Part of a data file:
* * *

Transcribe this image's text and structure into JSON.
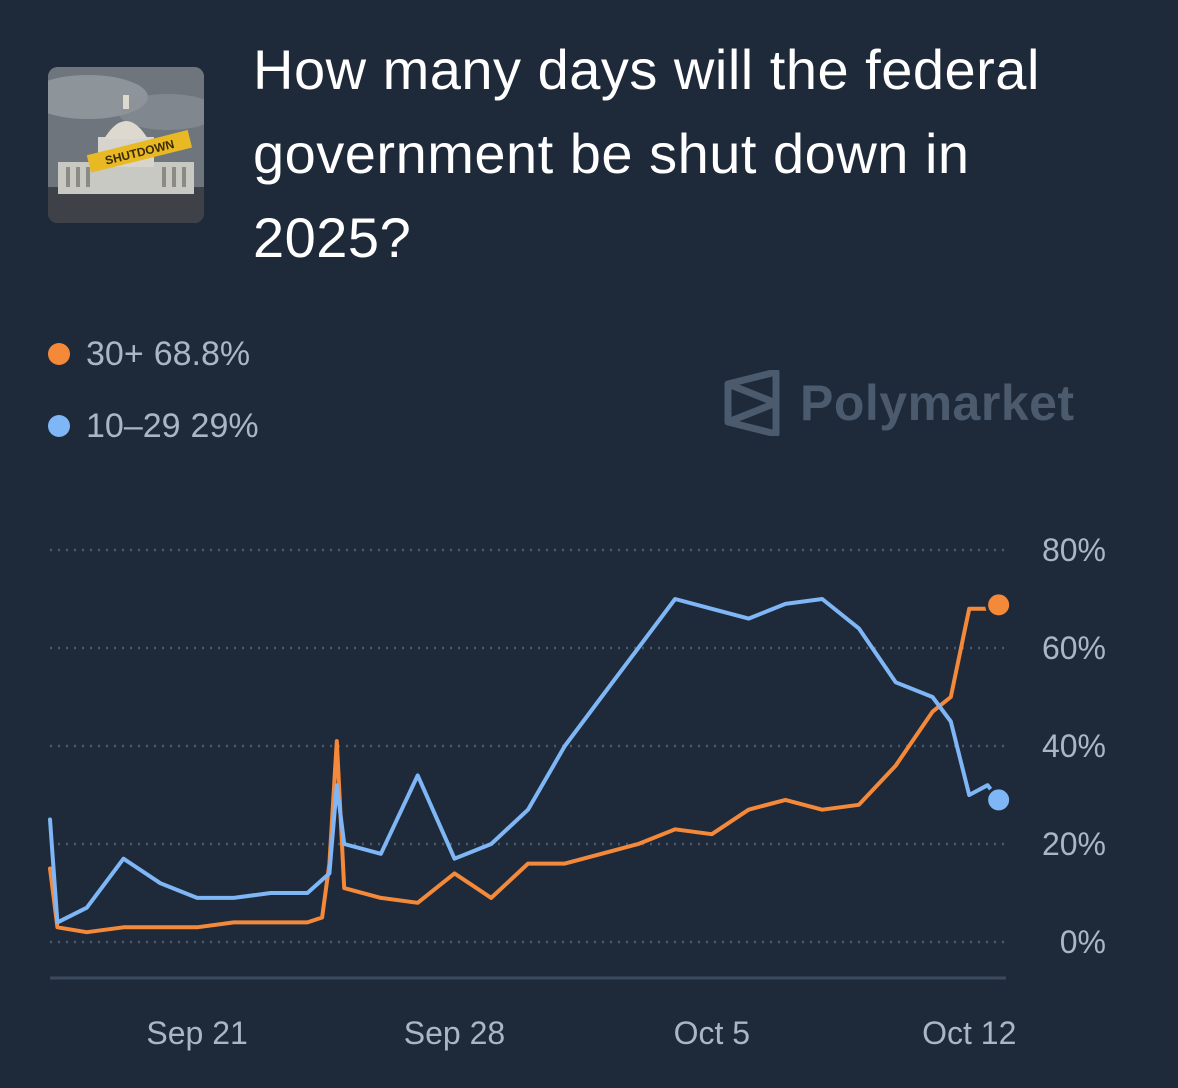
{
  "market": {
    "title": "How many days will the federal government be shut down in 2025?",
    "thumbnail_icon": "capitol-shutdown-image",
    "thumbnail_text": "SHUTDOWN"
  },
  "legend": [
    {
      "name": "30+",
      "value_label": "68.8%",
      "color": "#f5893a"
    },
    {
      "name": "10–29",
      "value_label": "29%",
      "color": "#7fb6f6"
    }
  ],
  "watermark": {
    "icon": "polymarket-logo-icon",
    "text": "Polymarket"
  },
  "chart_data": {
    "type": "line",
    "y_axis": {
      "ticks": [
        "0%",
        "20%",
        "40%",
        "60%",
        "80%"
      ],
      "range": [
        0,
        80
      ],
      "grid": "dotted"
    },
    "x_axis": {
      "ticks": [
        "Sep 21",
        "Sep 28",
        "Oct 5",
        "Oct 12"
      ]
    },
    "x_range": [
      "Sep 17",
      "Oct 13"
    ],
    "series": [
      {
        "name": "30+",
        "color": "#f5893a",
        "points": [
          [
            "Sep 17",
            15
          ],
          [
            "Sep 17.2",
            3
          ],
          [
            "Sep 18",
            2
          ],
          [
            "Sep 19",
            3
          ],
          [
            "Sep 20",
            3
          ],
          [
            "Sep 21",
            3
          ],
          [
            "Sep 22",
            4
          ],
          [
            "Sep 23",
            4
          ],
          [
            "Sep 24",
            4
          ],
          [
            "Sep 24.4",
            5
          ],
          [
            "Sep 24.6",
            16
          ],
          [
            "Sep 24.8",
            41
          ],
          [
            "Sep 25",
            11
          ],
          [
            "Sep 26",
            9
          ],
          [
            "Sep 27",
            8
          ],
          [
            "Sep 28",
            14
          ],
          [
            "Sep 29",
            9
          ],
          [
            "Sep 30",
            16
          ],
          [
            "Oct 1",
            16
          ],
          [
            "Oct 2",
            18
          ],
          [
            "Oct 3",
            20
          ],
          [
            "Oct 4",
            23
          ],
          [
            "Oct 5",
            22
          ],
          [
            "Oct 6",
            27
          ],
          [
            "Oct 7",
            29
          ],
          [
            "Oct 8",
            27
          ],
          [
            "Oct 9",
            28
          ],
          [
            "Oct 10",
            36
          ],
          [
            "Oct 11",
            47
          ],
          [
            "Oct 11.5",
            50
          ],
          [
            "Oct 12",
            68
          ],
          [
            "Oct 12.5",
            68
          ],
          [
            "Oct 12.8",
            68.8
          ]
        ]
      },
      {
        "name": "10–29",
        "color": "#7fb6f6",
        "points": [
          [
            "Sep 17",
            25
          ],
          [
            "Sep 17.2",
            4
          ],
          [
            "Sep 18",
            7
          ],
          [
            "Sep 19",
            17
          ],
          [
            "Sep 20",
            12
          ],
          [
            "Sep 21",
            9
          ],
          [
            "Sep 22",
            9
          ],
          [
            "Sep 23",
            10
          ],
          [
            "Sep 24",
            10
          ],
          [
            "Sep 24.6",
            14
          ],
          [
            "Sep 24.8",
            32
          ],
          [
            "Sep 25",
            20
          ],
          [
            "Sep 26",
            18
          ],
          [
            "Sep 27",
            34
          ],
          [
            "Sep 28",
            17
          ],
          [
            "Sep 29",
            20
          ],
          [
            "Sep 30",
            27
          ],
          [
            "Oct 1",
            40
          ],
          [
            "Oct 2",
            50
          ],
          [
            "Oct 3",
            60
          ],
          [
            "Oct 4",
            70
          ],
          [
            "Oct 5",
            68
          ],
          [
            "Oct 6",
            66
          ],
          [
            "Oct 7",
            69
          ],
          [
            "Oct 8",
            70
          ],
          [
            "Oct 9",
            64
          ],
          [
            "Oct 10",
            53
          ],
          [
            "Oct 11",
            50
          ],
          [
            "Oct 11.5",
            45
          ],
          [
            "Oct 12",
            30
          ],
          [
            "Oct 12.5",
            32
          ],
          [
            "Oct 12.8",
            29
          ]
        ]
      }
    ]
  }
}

* * *

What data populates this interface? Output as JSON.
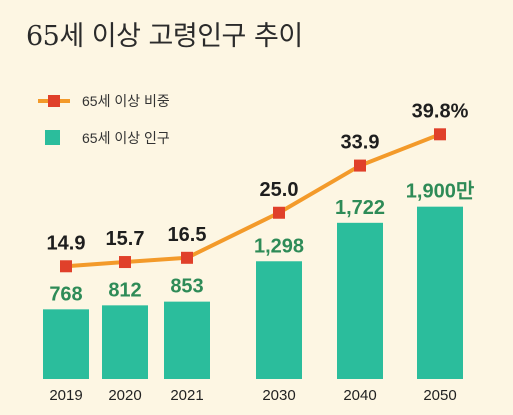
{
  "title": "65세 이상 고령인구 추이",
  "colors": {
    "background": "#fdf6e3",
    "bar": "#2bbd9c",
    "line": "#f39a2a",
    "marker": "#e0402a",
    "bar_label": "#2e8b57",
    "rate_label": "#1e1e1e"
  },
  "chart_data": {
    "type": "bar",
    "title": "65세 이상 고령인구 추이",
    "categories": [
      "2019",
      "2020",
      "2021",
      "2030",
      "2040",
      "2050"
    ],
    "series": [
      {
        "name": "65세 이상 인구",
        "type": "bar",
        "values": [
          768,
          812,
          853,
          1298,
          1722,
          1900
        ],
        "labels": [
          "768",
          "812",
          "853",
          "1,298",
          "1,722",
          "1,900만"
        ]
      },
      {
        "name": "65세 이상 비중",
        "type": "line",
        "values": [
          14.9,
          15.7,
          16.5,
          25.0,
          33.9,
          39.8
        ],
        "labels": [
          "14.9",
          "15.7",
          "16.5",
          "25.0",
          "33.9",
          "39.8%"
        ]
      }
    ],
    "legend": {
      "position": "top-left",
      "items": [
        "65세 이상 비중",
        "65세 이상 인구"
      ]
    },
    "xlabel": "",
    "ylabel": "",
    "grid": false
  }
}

* * *

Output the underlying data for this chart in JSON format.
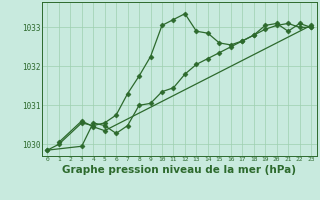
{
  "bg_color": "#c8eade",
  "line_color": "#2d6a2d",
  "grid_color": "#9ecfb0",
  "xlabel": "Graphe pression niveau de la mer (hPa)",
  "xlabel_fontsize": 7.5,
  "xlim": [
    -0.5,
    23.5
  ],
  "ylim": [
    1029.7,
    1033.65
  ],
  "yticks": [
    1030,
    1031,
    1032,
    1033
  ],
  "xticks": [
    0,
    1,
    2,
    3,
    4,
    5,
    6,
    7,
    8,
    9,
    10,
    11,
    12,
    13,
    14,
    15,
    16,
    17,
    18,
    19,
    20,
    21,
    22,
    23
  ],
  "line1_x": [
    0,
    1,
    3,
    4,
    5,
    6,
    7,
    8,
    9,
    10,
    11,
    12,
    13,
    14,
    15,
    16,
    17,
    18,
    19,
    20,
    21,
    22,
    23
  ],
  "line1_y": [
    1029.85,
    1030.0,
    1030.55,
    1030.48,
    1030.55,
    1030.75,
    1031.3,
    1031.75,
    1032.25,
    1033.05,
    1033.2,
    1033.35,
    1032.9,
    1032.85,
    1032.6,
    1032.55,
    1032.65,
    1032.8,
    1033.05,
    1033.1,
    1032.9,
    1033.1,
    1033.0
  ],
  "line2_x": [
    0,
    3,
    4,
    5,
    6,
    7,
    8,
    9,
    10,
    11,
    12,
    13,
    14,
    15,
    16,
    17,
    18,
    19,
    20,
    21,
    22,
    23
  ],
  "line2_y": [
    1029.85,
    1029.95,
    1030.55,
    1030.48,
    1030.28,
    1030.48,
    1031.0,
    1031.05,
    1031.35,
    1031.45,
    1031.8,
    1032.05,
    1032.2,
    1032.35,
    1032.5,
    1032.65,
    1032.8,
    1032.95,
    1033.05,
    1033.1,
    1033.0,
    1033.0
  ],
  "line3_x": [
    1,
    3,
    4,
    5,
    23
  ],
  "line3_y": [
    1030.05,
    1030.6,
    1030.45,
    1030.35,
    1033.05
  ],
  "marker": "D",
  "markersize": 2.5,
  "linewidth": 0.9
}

* * *

## DIRECTIONS
Count how many lines of the material hold the string "고령인구". Give the number and nothing more.

## THE REPLY
2